**Data lines:**
• • • • •
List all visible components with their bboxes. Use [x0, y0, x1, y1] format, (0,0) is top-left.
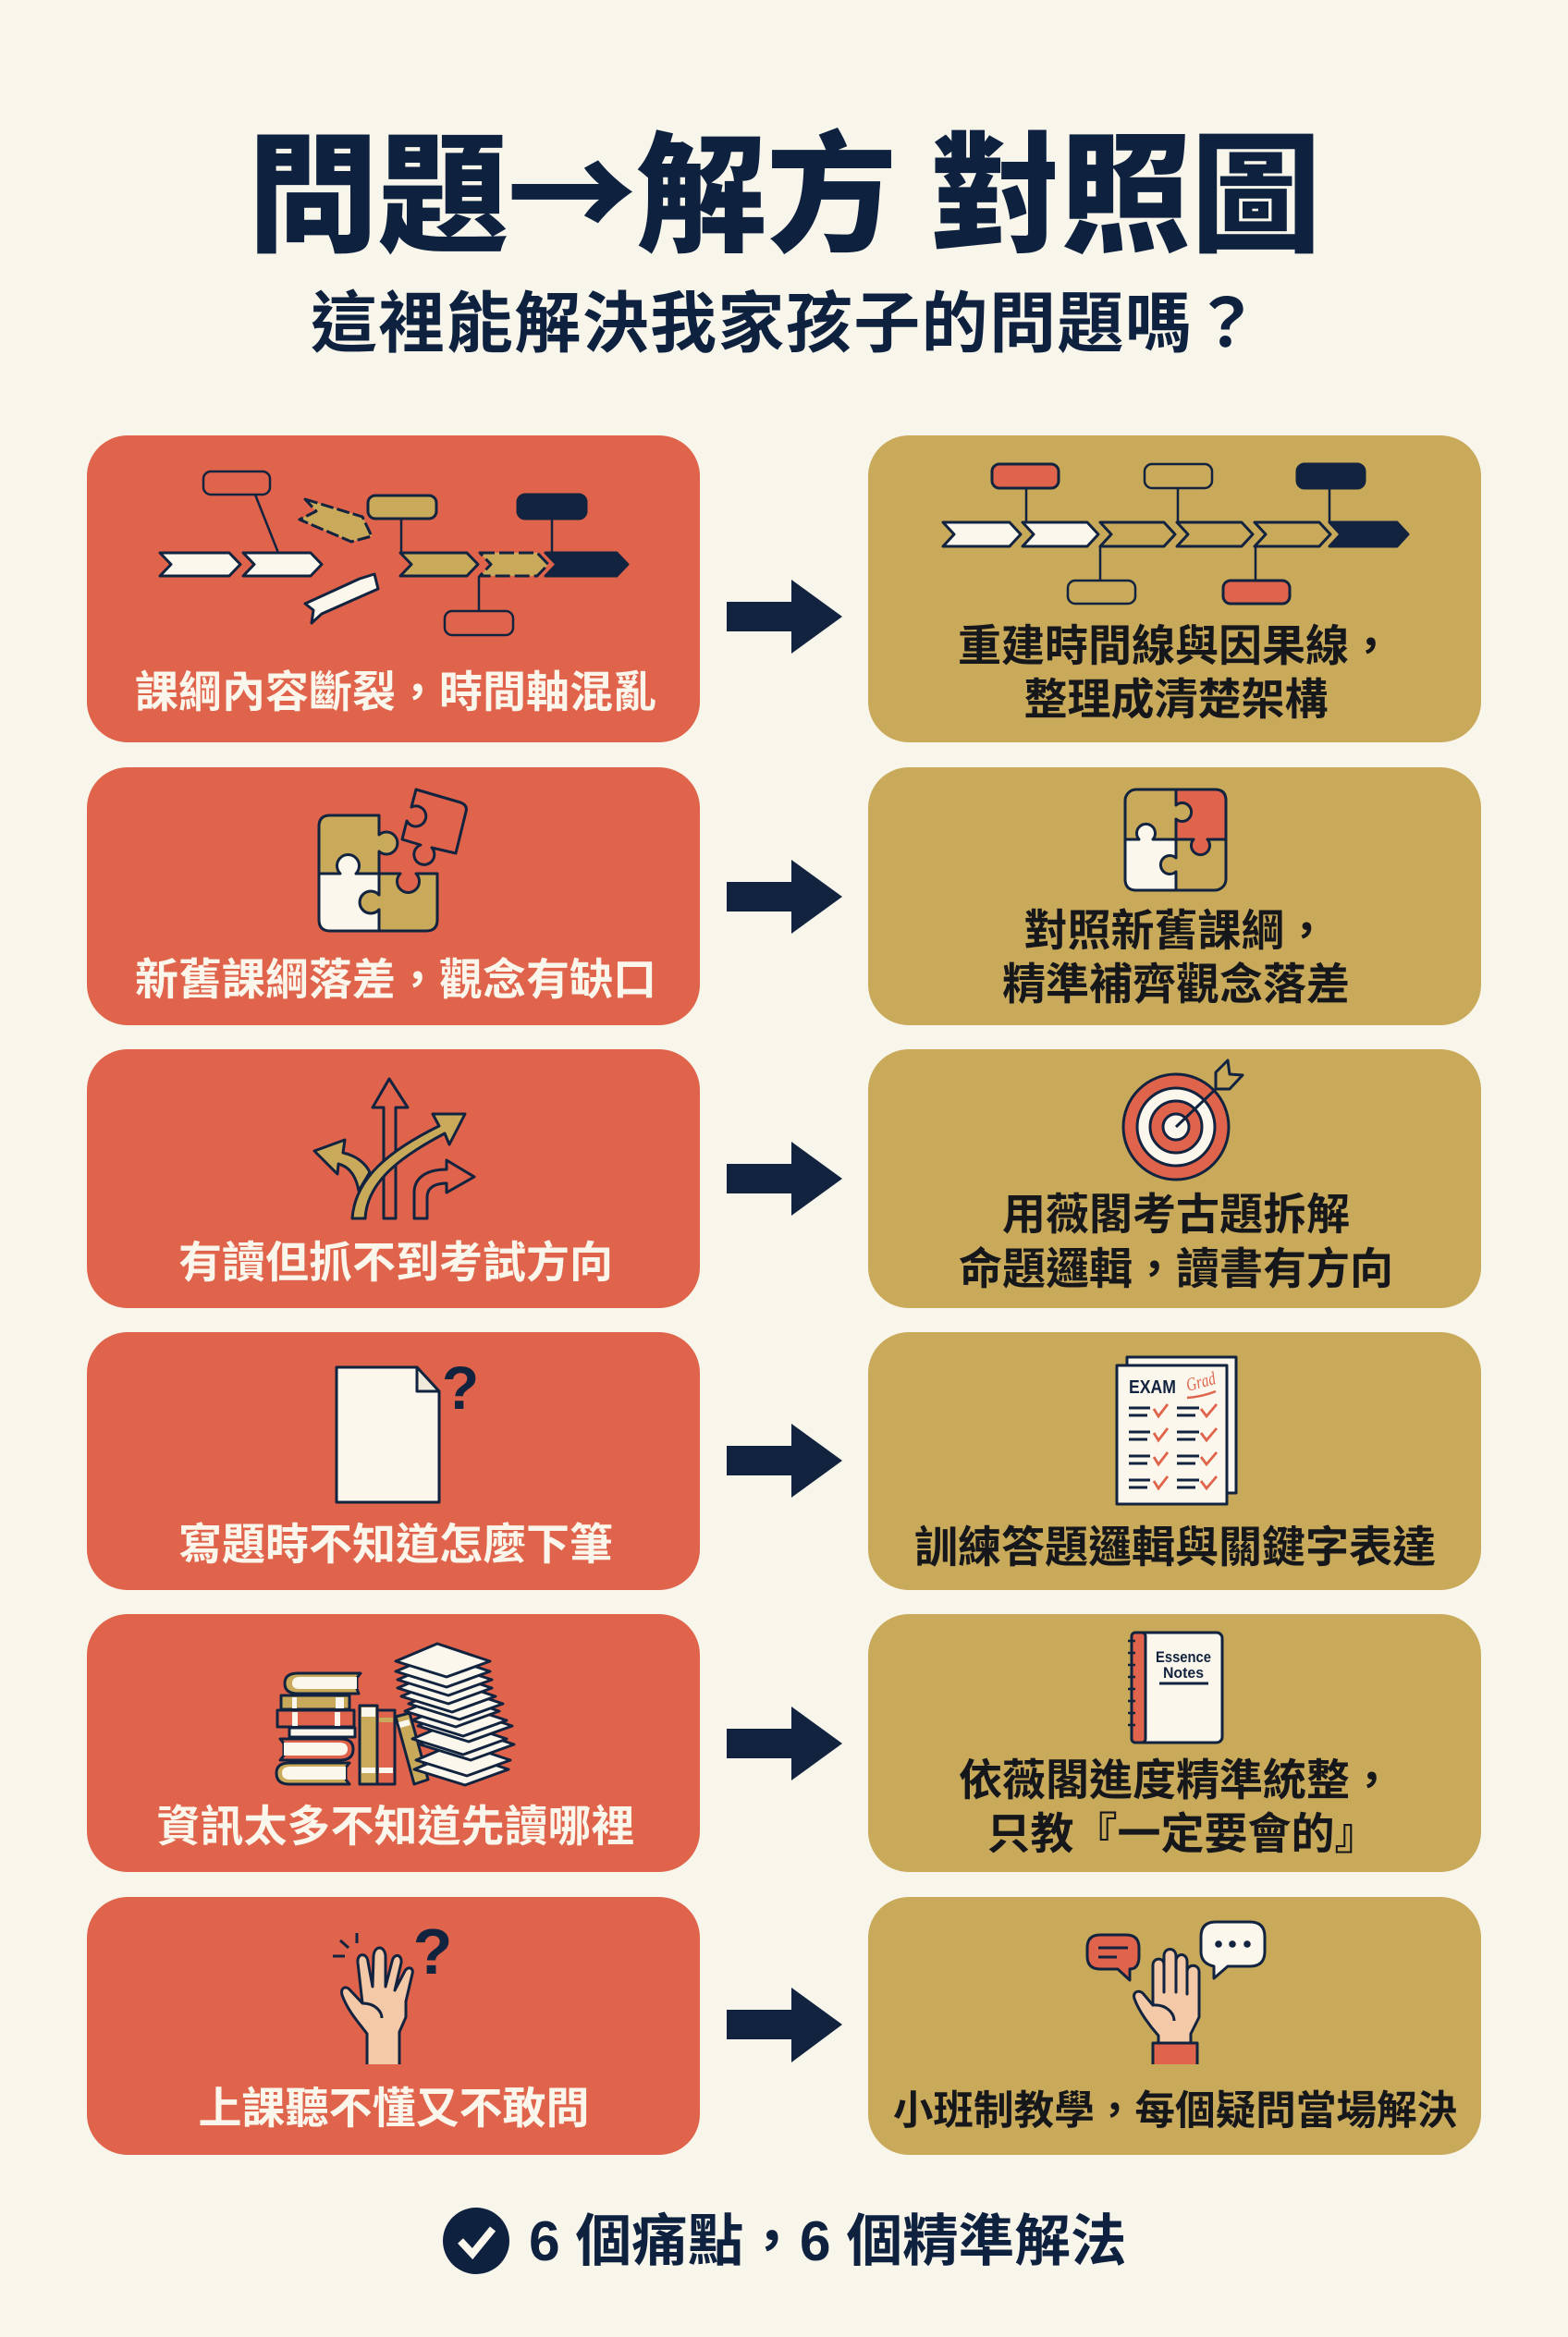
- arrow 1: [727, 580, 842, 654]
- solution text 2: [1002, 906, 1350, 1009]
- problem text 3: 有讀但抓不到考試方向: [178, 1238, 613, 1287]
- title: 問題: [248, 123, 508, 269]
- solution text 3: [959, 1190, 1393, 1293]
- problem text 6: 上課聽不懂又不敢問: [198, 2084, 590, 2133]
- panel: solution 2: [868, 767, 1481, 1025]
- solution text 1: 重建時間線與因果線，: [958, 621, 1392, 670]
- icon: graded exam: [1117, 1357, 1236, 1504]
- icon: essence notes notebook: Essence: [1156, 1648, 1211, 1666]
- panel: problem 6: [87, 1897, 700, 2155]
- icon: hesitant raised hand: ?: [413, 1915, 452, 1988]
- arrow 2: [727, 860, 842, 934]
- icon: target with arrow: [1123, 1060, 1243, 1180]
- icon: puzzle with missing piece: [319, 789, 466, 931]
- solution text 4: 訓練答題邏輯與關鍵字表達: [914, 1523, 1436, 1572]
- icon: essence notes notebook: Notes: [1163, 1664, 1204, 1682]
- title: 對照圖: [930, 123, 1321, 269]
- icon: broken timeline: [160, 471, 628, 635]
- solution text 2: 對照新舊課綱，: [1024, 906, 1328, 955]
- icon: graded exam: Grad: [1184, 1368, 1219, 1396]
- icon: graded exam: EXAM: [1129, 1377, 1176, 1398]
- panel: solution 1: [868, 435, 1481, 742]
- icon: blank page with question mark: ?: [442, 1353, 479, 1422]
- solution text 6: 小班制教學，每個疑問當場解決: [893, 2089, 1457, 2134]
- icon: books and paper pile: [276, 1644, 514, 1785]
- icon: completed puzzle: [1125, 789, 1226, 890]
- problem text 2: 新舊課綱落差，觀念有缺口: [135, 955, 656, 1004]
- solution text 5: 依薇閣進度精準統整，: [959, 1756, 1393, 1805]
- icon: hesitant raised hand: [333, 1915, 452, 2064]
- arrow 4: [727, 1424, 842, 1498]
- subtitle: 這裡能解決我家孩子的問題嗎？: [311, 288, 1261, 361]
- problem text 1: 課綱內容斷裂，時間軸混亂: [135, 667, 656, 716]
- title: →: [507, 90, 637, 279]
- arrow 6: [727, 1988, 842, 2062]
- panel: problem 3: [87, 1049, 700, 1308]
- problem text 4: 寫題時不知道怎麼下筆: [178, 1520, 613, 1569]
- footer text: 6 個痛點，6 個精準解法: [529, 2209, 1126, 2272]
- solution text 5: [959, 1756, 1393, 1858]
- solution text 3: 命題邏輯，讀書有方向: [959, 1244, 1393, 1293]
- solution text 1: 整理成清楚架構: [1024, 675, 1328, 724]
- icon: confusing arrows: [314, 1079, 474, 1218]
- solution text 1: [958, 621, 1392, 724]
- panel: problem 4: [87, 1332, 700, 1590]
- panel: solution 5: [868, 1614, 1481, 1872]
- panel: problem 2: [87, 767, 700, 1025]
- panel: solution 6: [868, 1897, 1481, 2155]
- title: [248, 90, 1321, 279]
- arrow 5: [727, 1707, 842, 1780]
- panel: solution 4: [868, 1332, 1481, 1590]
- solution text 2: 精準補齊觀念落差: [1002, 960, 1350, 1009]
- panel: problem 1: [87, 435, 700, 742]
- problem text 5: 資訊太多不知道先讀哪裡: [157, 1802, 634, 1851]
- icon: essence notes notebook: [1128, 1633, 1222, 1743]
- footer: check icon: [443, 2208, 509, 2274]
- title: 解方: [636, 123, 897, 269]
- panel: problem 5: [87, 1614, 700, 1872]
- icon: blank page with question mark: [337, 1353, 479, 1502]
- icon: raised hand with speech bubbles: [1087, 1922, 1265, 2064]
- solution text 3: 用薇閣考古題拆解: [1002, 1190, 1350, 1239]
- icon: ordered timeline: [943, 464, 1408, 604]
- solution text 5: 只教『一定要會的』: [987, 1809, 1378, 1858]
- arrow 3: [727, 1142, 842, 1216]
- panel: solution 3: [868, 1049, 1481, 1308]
• • • • •
**Your task:**
Can you retype every line above word for word, omitting the picture?

**Written reply:**
List all visible components with their bboxes. Use [x0, y0, x1, y1] format, (0,0) is top-left.
- arrow 1: [727, 580, 842, 654]
- solution text 2: [1002, 906, 1350, 1009]
- problem text 3: 有讀但抓不到考試方向: [178, 1238, 613, 1287]
- title: 問題: [248, 123, 508, 269]
- solution text 3: [959, 1190, 1393, 1293]
- problem text 6: 上課聽不懂又不敢問: [198, 2084, 590, 2133]
- panel: solution 2: [868, 767, 1481, 1025]
- solution text 1: 重建時間線與因果線，: [958, 621, 1392, 670]
- icon: graded exam: [1117, 1357, 1236, 1504]
- icon: essence notes notebook: Essence: [1156, 1648, 1211, 1666]
- panel: problem 6: [87, 1897, 700, 2155]
- icon: hesitant raised hand: ?: [413, 1915, 452, 1988]
- arrow 2: [727, 860, 842, 934]
- icon: target with arrow: [1123, 1060, 1243, 1180]
- icon: puzzle with missing piece: [319, 789, 466, 931]
- solution text 4: 訓練答題邏輯與關鍵字表達: [914, 1523, 1436, 1572]
- icon: essence notes notebook: Notes: [1163, 1664, 1204, 1682]
- title: 對照圖: [930, 123, 1321, 269]
- icon: broken timeline: [160, 471, 628, 635]
- solution text 2: 對照新舊課綱，: [1024, 906, 1328, 955]
- icon: graded exam: Grad: [1184, 1368, 1219, 1396]
- icon: graded exam: EXAM: [1129, 1377, 1176, 1398]
- panel: solution 1: [868, 435, 1481, 742]
- icon: blank page with question mark: ?: [442, 1353, 479, 1422]
- solution text 6: 小班制教學，每個疑問當場解決: [893, 2089, 1457, 2134]
- icon: books and paper pile: [276, 1644, 514, 1785]
- icon: completed puzzle: [1125, 789, 1226, 890]
- problem text 2: 新舊課綱落差，觀念有缺口: [135, 955, 656, 1004]
- solution text 5: 依薇閣進度精準統整，: [959, 1756, 1393, 1805]
- icon: hesitant raised hand: [333, 1915, 452, 2064]
- arrow 4: [727, 1424, 842, 1498]
- subtitle: 這裡能解決我家孩子的問題嗎？: [311, 288, 1261, 361]
- problem text 1: 課綱內容斷裂，時間軸混亂: [135, 667, 656, 716]
- title: →: [507, 90, 637, 279]
- arrow 6: [727, 1988, 842, 2062]
- panel: problem 3: [87, 1049, 700, 1308]
- problem text 4: 寫題時不知道怎麼下筆: [178, 1520, 613, 1569]
- footer text: 6 個痛點，6 個精準解法: [529, 2209, 1126, 2272]
- solution text 5: [959, 1756, 1393, 1858]
- solution text 3: 命題邏輯，讀書有方向: [959, 1244, 1393, 1293]
- solution text 1: 整理成清楚架構: [1024, 675, 1328, 724]
- icon: confusing arrows: [314, 1079, 474, 1218]
- solution text 1: [958, 621, 1392, 724]
- panel: problem 4: [87, 1332, 700, 1590]
- panel: solution 5: [868, 1614, 1481, 1872]
- panel: problem 2: [87, 767, 700, 1025]
- panel: solution 6: [868, 1897, 1481, 2155]
- title: [248, 90, 1321, 279]
- arrow 5: [727, 1707, 842, 1780]
- panel: solution 4: [868, 1332, 1481, 1590]
- solution text 2: 精準補齊觀念落差: [1002, 960, 1350, 1009]
- panel: problem 1: [87, 435, 700, 742]
- problem text 5: 資訊太多不知道先讀哪裡: [157, 1802, 634, 1851]
- icon: essence notes notebook: [1128, 1633, 1222, 1743]
- footer: check icon: [443, 2208, 509, 2274]
- title: 解方: [636, 123, 897, 269]
- panel: problem 5: [87, 1614, 700, 1872]
- icon: blank page with question mark: [337, 1353, 479, 1502]
- icon: raised hand with speech bubbles: [1087, 1922, 1265, 2064]
- solution text 3: 用薇閣考古題拆解: [1002, 1190, 1350, 1239]
- icon: ordered timeline: [943, 464, 1408, 604]
- solution text 5: 只教『一定要會的』: [987, 1809, 1378, 1858]
- arrow 3: [727, 1142, 842, 1216]
- panel: solution 3: [868, 1049, 1481, 1308]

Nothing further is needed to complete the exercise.